━━━ Document segment ━━━

# Cougar Claw climbers?



## Countryboyreese (Sep 11, 2012)

Hey guys, I am looking to get my first climber soon and I need some help. I am looking at the Summit Viper and Cougar Claw Den 2, and I'm having trouble deciding between the two. How does the Cougar Claw compare to name brand stands like the Summit? I'm looking for something comfortable, easy to climb, and something safe and solid. I like the Cougar Claw because it is made locally and I've heard only good things about them but I like the summit because its a name brand with a good rep. What do yall think would be best for me? Thanks.


----------



## deersniper270 (Apr 29, 2009)

Absolutely love my Viper SS. Wish I had the SD they now offer though. Talk about a light stand at like 22lbs. Makes for an easier trek and setup. Never heard of the other but I would never buy another stand with the locking pins. The cable system on the Summits is a lot better IMO


----------



## skullmount1988 (Dec 13, 2010)

deersniper270 said:


> Absolutely love my Viper SS. Wish I had the SD they now offer though. Talk about a light stand at like 22lbs. Makes for an easier trek and setup. Never heard of the other but I would never buy another stand with the locking pins. The cable system on the Summits is a lot better IMO


The new viper weighs 16 pounds but +1 on a viper i love mine alao


----------



## espo16 (Apr 21, 2008)

Cougar claw hands down...go to Mikes...check it out....

Sent from the treestand


----------



## Wharf Rat (Sep 27, 2007)

I've got a brand new lone wolf wide sit and climb w/ footrest I'll sell you for $325, throw in another $20 and I'll leave the summit replacement seat on it. Never even climbed with it yet.


----------



## deersniper270 (Apr 29, 2009)

skullmount1988 said:


> The new viper weighs 16 pounds but +1 on a viper i love mine alao


That's the one made if aircraft aluminum right? I don't like the seat it comes with. I'd prefer the extra few pounds with the better seat. Can't wait till next year or so. May they'll come out with a super light weight one with a nicer seat on it. 16lbs would be awesome


----------



## jcoss15 (Oct 11, 2010)

summit all day IMO...


----------



## Try'n Hard (Oct 23, 2008)

deersniper270 said:


> That's the one made if aircraft aluminum right? I don't like the seat it comes with. I'd prefer the extra few pounds with the better seat. Can't wait till next year or so. May they'll come out with a super light weight one with a nicer seat on it. 16lbs would be awesome


 I was gonna buy one but heard that even with the new coating, it was kinda loud... splitting hairs - Summit is an excellent stand


----------



## GatorUSN (Jan 17, 2012)

━━━ Extracted records ━━━

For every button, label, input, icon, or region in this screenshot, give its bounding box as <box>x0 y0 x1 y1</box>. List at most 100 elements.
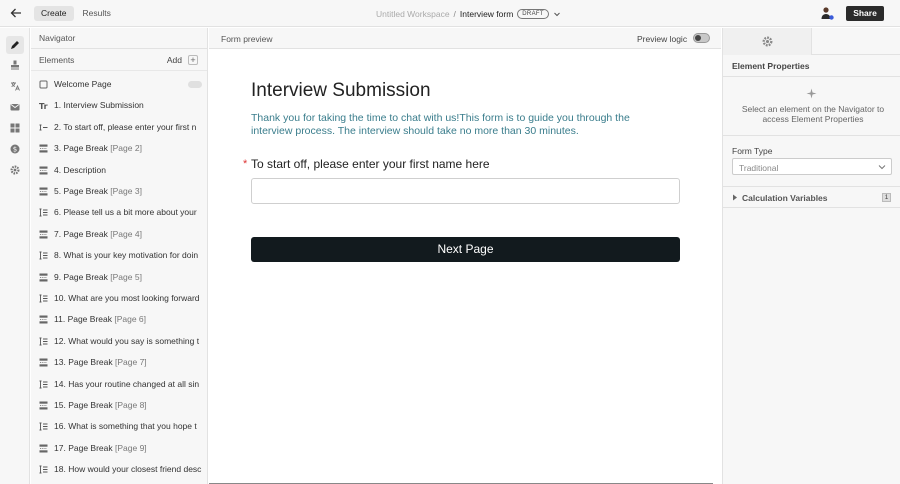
list-item-label: 2. To start off, please enter your first… <box>54 122 196 132</box>
payments-tool-button[interactable]: $ <box>6 140 24 158</box>
list-item[interactable]: 4. Description <box>31 160 207 181</box>
list-item[interactable]: 10. What are you most looking forward <box>31 288 207 309</box>
gear-icon <box>10 165 20 175</box>
tab-element-settings[interactable] <box>723 28 812 55</box>
list-item[interactable]: Welcome Page <box>31 74 207 95</box>
list-item-number: 3. <box>54 143 62 154</box>
list-item-label: 15. Page Break [Page 8] <box>54 400 147 410</box>
add-element-button[interactable]: + <box>188 55 198 65</box>
list-item[interactable]: 17. Page Break [Page 9] <box>31 438 207 459</box>
list-item-number: 14. <box>54 378 66 389</box>
list-item-number: 13. <box>54 357 66 368</box>
tab-results[interactable]: Results <box>76 6 118 21</box>
list-item-label: 9. Page Break [Page 5] <box>54 272 142 282</box>
dollar-icon: $ <box>10 144 20 154</box>
calculation-variables-count: 1 <box>882 193 891 202</box>
tab-create[interactable]: Create <box>34 6 74 21</box>
list-item[interactable]: 7. Page Break [Page 4] <box>31 224 207 245</box>
svg-text:Tr: Tr <box>39 102 48 110</box>
list-item-label: 10. What are you most looking forward <box>54 293 200 303</box>
translate-icon <box>11 82 20 91</box>
list-item-number: 15. <box>54 400 66 410</box>
breadcrumb: Untitled Workspace / Interview form DRAF… <box>376 8 561 19</box>
list-item-label: 1. Interview Submission <box>54 100 144 110</box>
mail-icon <box>10 104 20 111</box>
share-button[interactable]: Share <box>846 6 884 21</box>
list-item[interactable]: 8. What is your key motivation for doin <box>31 245 207 266</box>
list-item[interactable]: 15. Page Break [Page 8] <box>31 395 207 416</box>
preview-header: Form preview Preview logic <box>209 28 721 49</box>
avatar[interactable] <box>820 6 834 20</box>
form-description: Thank you for taking the time to chat wi… <box>251 112 630 137</box>
add-element-label[interactable]: Add <box>167 49 182 71</box>
list-item[interactable]: 5. Page Break [Page 3] <box>31 181 207 202</box>
list-item-text: Please tell us a bit more about your <box>63 207 197 218</box>
list-item[interactable]: 6. Please tell us a bit more about your <box>31 202 207 223</box>
next-page-button[interactable]: Next Page <box>251 237 680 262</box>
list-item-number: 4. <box>54 164 62 175</box>
list-item-text: Page Break <box>63 228 108 239</box>
form-type-value: Traditional <box>739 163 779 173</box>
back-arrow-icon[interactable] <box>9 6 23 20</box>
sparkle-icon <box>806 88 817 99</box>
svg-text:$: $ <box>13 145 17 153</box>
list-item-label: 13. Page Break [Page 7] <box>54 357 147 367</box>
calculation-variables-label: Calculation Variables <box>742 193 828 203</box>
list-item-label: 18. How would your closest friend desc <box>54 464 201 474</box>
list-item-text: Page Break <box>63 271 108 282</box>
form-name[interactable]: Interview form <box>460 9 513 19</box>
elements-label: Elements <box>39 55 75 65</box>
list-item-page: [Page 8] <box>115 400 147 410</box>
list-item[interactable]: 14. Has your routine changed at all sin <box>31 374 207 395</box>
list-item[interactable]: 18. How would your closest friend desc <box>31 459 207 480</box>
top-bar: Create Results Untitled Workspace / Inte… <box>0 0 900 27</box>
settings-tool-button[interactable] <box>6 161 24 179</box>
workspace-link[interactable]: Untitled Workspace <box>376 9 450 19</box>
list-item[interactable]: Tr 1. Interview Submission <box>31 95 207 116</box>
long-answer-icon <box>39 294 48 303</box>
properties-tabs <box>723 28 900 55</box>
list-item-label: 11. Page Break [Page 6] <box>54 314 146 324</box>
list-item-text: Page Break <box>67 314 112 325</box>
chevron-down-icon[interactable] <box>553 10 561 18</box>
text-icon: Tr <box>39 102 48 110</box>
stamp-icon <box>11 60 19 70</box>
list-item-number: 11. <box>54 314 66 325</box>
list-item-label: 5. Page Break [Page 3] <box>54 186 142 196</box>
pencil-icon <box>11 41 19 49</box>
integrations-tool-button[interactable] <box>6 119 24 137</box>
list-item[interactable]: 16. What is something that you hope t <box>31 416 207 437</box>
list-item-text: To start off, please enter your first n <box>63 121 197 132</box>
page-break-icon <box>39 273 48 282</box>
list-item[interactable]: 11. Page Break [Page 6] <box>31 309 207 330</box>
list-item[interactable]: 9. Page Break [Page 5] <box>31 267 207 288</box>
tool-rail: $ <box>0 28 30 484</box>
page-break-icon <box>39 444 48 453</box>
translate-tool-button[interactable] <box>6 77 24 95</box>
welcome-page-toggle[interactable] <box>188 81 202 88</box>
edit-tool-button[interactable] <box>6 36 24 54</box>
preview-logic-toggle[interactable] <box>693 33 710 43</box>
navigator-title: Navigator <box>31 28 207 49</box>
email-tool-button[interactable] <box>6 98 24 116</box>
list-item[interactable]: 3. Page Break [Page 2] <box>31 138 207 159</box>
list-item-number: 8. <box>54 250 62 261</box>
list-item-text: Welcome Page <box>54 79 112 89</box>
first-name-input[interactable] <box>251 178 680 204</box>
list-item-label: 6. Please tell us a bit more about your <box>54 207 197 217</box>
gear-icon <box>762 36 773 47</box>
long-answer-icon <box>39 422 48 431</box>
list-item-page: [Page 6] <box>114 314 147 325</box>
list-item-text: Page Break <box>68 357 113 368</box>
list-item-text: Page Break <box>63 186 108 196</box>
list-item[interactable]: 13. Page Break [Page 7] <box>31 352 207 373</box>
long-answer-icon <box>39 208 48 217</box>
list-item-number: 9. <box>54 271 62 282</box>
list-item-number: 18. <box>54 464 66 475</box>
list-item[interactable]: 2. To start off, please enter your first… <box>31 117 207 138</box>
form-type-select[interactable]: Traditional <box>732 158 892 175</box>
stamp-tool-button[interactable] <box>6 56 24 74</box>
list-item[interactable]: 12. What would you say is something t <box>31 331 207 352</box>
caret-right-icon <box>733 194 737 201</box>
calculation-variables-row[interactable]: Calculation Variables 1 <box>723 186 900 208</box>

━━━

_Exercise instructions_.
1) Based on the forum thread about climbing tree stands, decide whether each statement agrees with it: (a) the original poster likes the Cougar Claw partly because it is made locally, (b) deersniper270 owns a Viper SD, and (c) Wharf Rat offers a lone wolf stand for $325. For each, answer yes or no and quote the words from the thread that decide it.
2) Summarize the forum thread about climbing tree stands in two sentences.
3) Write the next part of the forum thread about climbing tree stands, starting right after its last line.

_Exercise answers_.
1)
(a) Yes: "I like the Cougar Claw because it is made locally"
(b) No: "Absolutely love my Viper SS. Wish I had the SD they now offer though."
(c) Yes: "I've got a brand new lone wolf wide sit and climb w/ footrest I'll sell you for $325"

2) A first-time buyer is deciding between a Summit Viper and a Cougar Claw Den 2 climber and wants one that is comfortable, easy to climb, safe and solid. Most replies favor the Summit and praise the Viper's light weight and cable system, while one reply recommends the Cougar Claw and another offers a lone wolf stand for sale.

3)
:no::no:


espo16 said:


> Cougar claw hands down...go to Mikes...check it out....
> 
> Sent from the treestand


:no::thumbdown:

Viper in a landslide. Don't listen to that dude


----------



## espo16 (Apr 21, 2008)

That's why Gator wanted to use mine

Sent from the treestand


----------



## skullmount1988 (Dec 13, 2010)

espo16 said:


> That's why Gator wanted to use mine
> 
> Sent from the treestand


I like the summit but have never used a cougar claw stand but this guy uses the hell out of his because hes always sending shit from his treestand so it must be pretty comfortable


----------



## espo16 (Apr 21, 2008)

And THAT is the truth!!!

Sent from the good ol' Cougar Claw stand


----------



## Grassflatsfisher (Oct 3, 2007)

I'm not sold on any stand that uses a pin system to hold me up. Summit owns the market with their cable system imop. I have a couple vipers and a goliath. Goliath is my favorite just because it's a few inches wider but it doesnt fit on those skinny pines like the viper will.


----------



## bigbulls (Mar 12, 2008)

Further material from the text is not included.